### Records for the exercise

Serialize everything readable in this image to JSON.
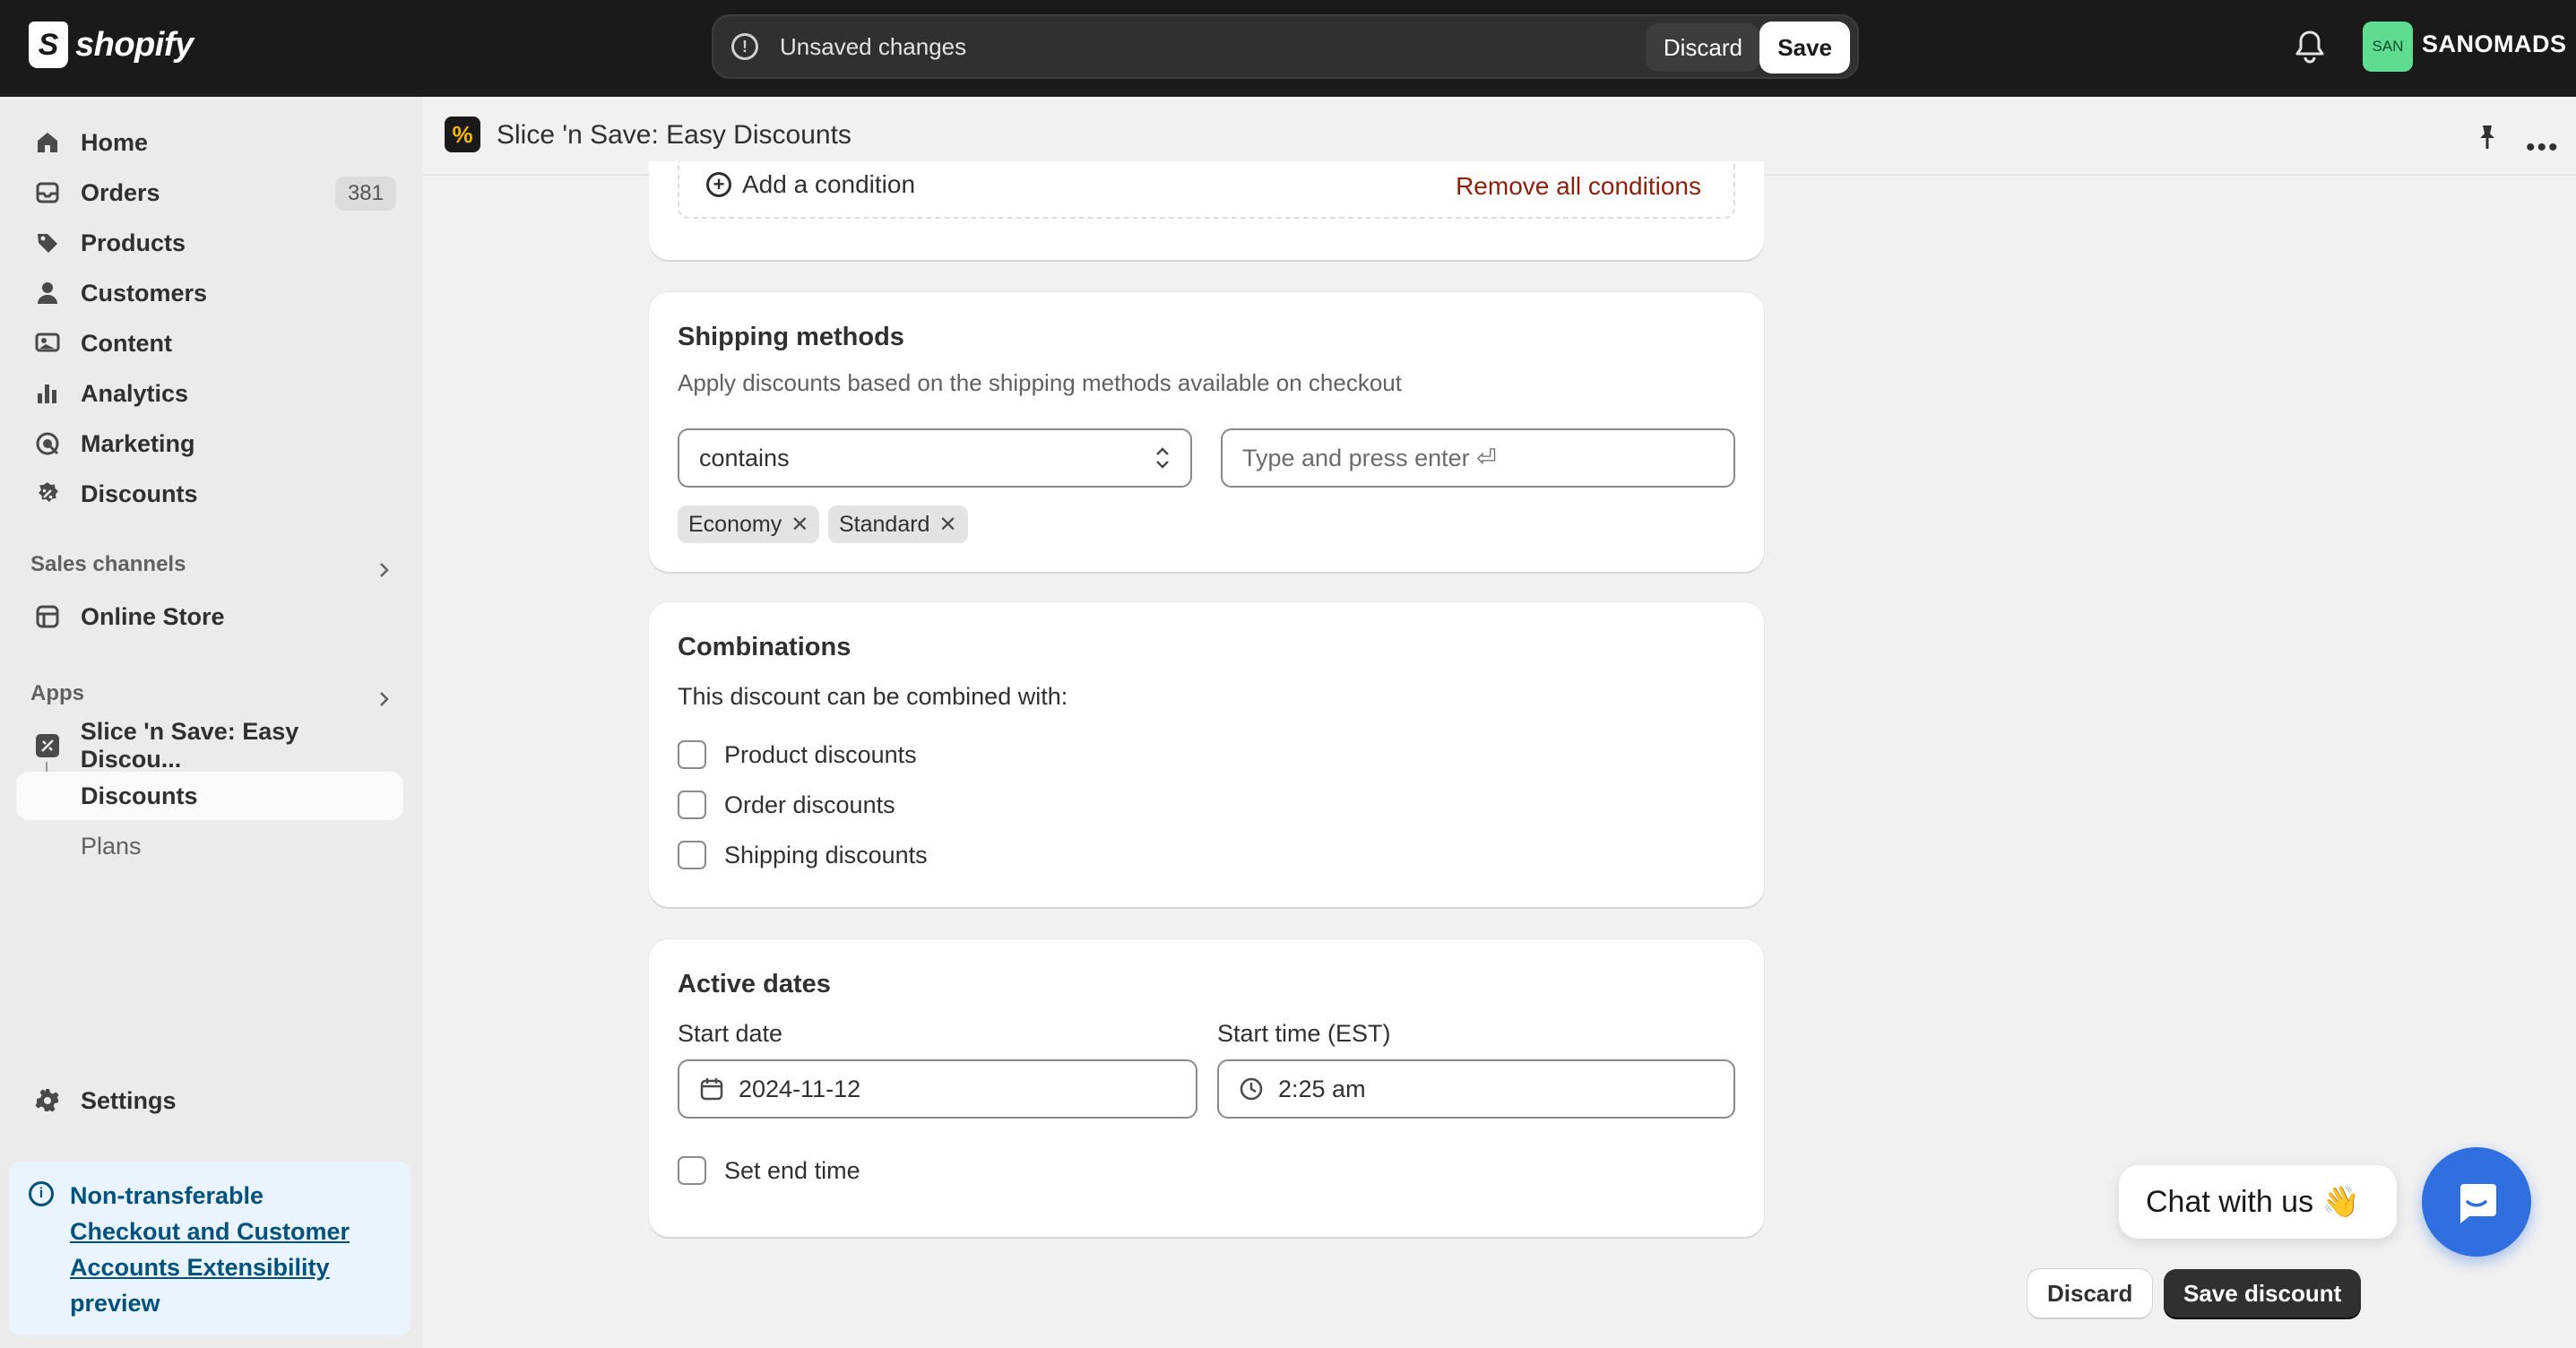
{
  "topbar": {
    "brand": "shopify",
    "unsaved_message": "Unsaved changes",
    "discard_label": "Discard",
    "save_label": "Save",
    "store_initials": "SAN",
    "store_name": "SANOMADS"
  },
  "sidebar": {
    "items": [
      {
        "label": "Home",
        "icon": "home-icon"
      },
      {
        "label": "Orders",
        "icon": "orders-icon",
        "count": "381"
      },
      {
        "label": "Products",
        "icon": "tag-icon"
      },
      {
        "label": "Customers",
        "icon": "person-icon"
      },
      {
        "label": "Content",
        "icon": "content-icon"
      },
      {
        "label": "Analytics",
        "icon": "bar-chart-icon"
      },
      {
        "label": "Marketing",
        "icon": "target-icon"
      },
      {
        "label": "Discounts",
        "icon": "discount-icon"
      }
    ],
    "sales_channels_heading": "Sales channels",
    "online_store_label": "Online Store",
    "apps_heading": "Apps",
    "app_name": "Slice 'n Save: Easy Discou...",
    "app_sub_discounts": "Discounts",
    "app_sub_plans": "Plans",
    "settings_label": "Settings",
    "info": {
      "line1": "Non-transferable",
      "link": "Checkout and Customer Accounts Extensibility",
      "line3": "preview"
    }
  },
  "header": {
    "app_title": "Slice 'n Save: Easy Discounts"
  },
  "conditions": {
    "add_label": "Add a condition",
    "remove_all_label": "Remove all conditions"
  },
  "shipping": {
    "title": "Shipping methods",
    "description": "Apply discounts based on the shipping methods available on checkout",
    "operator": "contains",
    "input_placeholder": "Type and press enter ⏎",
    "tags": [
      "Economy",
      "Standard"
    ]
  },
  "combinations": {
    "title": "Combinations",
    "description": "This discount can be combined with:",
    "options": [
      "Product discounts",
      "Order discounts",
      "Shipping discounts"
    ]
  },
  "active_dates": {
    "title": "Active dates",
    "start_date_label": "Start date",
    "start_date": "2024-11-12",
    "start_time_label": "Start time (EST)",
    "start_time": "2:25 am",
    "end_time_label": "Set end time"
  },
  "footer": {
    "discard_label": "Discard",
    "save_label": "Save discount"
  },
  "chat": {
    "label": "Chat with us 👋"
  },
  "colors": {
    "topbar_bg": "#1a1a1a",
    "accent_red": "#8e1f0b",
    "chat_blue": "#2f6fe0",
    "store_badge": "#5edc8f"
  }
}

### What you will do
Quote the material exactly. Pictures stay out.

### Correct result
Serialize everything readable in this image to JSON.
{
  "topbar": {
    "brand": "shopify",
    "unsaved_message": "Unsaved changes",
    "discard_label": "Discard",
    "save_label": "Save",
    "store_initials": "SAN",
    "store_name": "SANOMADS"
  },
  "sidebar": {
    "items": [
      {
        "label": "Home",
        "icon": "home-icon"
      },
      {
        "label": "Orders",
        "icon": "orders-icon",
        "count": "381"
      },
      {
        "label": "Products",
        "icon": "tag-icon"
      },
      {
        "label": "Customers",
        "icon": "person-icon"
      },
      {
        "label": "Content",
        "icon": "content-icon"
      },
      {
        "label": "Analytics",
        "icon": "bar-chart-icon"
      },
      {
        "label": "Marketing",
        "icon": "target-icon"
      },
      {
        "label": "Discounts",
        "icon": "discount-icon"
      }
    ],
    "sales_channels_heading": "Sales channels",
    "online_store_label": "Online Store",
    "apps_heading": "Apps",
    "app_name": "Slice 'n Save: Easy Discou...",
    "app_sub_discounts": "Discounts",
    "app_sub_plans": "Plans",
    "settings_label": "Settings",
    "info": {
      "line1": "Non-transferable",
      "link": "Checkout and Customer Accounts Extensibility",
      "line3": "preview"
    }
  },
  "header": {
    "app_title": "Slice 'n Save: Easy Discounts"
  },
  "conditions": {
    "add_label": "Add a condition",
    "remove_all_label": "Remove all conditions"
  },
  "shipping": {
    "title": "Shipping methods",
    "description": "Apply discounts based on the shipping methods available on checkout",
    "operator": "contains",
    "input_placeholder": "Type and press enter ⏎",
    "tags": [
      "Economy",
      "Standard"
    ]
  },
  "combinations": {
    "title": "Combinations",
    "description": "This discount can be combined with:",
    "options": [
      "Product discounts",
      "Order discounts",
      "Shipping discounts"
    ]
  },
  "active_dates": {
    "title": "Active dates",
    "start_date_label": "Start date",
    "start_date": "2024-11-12",
    "start_time_label": "Start time (EST)",
    "start_time": "2:25 am",
    "end_time_label": "Set end time"
  },
  "footer": {
    "discard_label": "Discard",
    "save_label": "Save discount"
  },
  "chat": {
    "label": "Chat with us 👋"
  },
  "colors": {
    "topbar_bg": "#1a1a1a",
    "accent_red": "#8e1f0b",
    "chat_blue": "#2f6fe0",
    "store_badge": "#5edc8f"
  }
}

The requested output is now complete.